### Exercise brief
Copy all entries without alteration and skip the pictures they hold.
──────── Records ────────
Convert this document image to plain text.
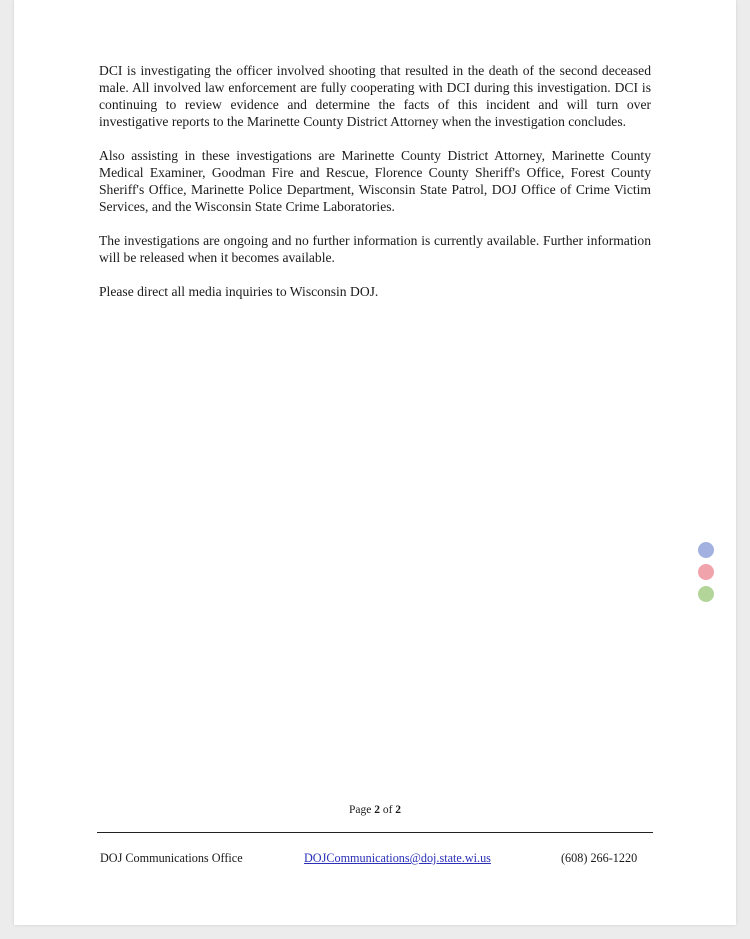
DCI is investigating the officer involved shooting that resulted in the death of the second deceased male. All involved law enforcement are fully cooperating with DCI during this investigation. DCI is continuing to review evidence and determine the facts of this incident and will turn over investigative reports to the Marinette County District Attorney when the investigation concludes.

Also assisting in these investigations are Marinette County District Attorney, Marinette County Medical Examiner, Goodman Fire and Rescue, Florence County Sheriff's Office, Forest County Sheriff's Office, Marinette Police Department, Wisconsin State Patrol, DOJ Office of Crime Victim Services, and the Wisconsin State Crime Laboratories.

The investigations are ongoing and no further information is currently available. Further information will be released when it becomes available.

Please direct all media inquiries to Wisconsin DOJ.

Page 2 of 2
DOJ Communications Office	DOJCommunications@doj.state.wi.us	(608) 266-1220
────────
### Solution for this exercise
Convert this document image to plain text.
DCI is investigating the officer involved shooting that resulted in the death of the second deceased male. All involved law enforcement are fully cooperating with DCI during this investigation. DCI is continuing to review evidence and determine the facts of this incident and will turn over investigative reports to the Marinette County District Attorney when the investigation concludes.

Also assisting in these investigations are Marinette County District Attorney, Marinette County Medical Examiner, Goodman Fire and Rescue, Florence County Sheriff's Office, Forest County Sheriff's Office, Marinette Police Department, Wisconsin State Patrol, DOJ Office of Crime Victim Services, and the Wisconsin State Crime Laboratories.

The investigations are ongoing and no further information is currently available. Further information will be released when it becomes available.

Please direct all media inquiries to Wisconsin DOJ.

Page 2 of 2
DOJ Communications Office	DOJCommunications@doj.state.wi.us	(608) 266-1220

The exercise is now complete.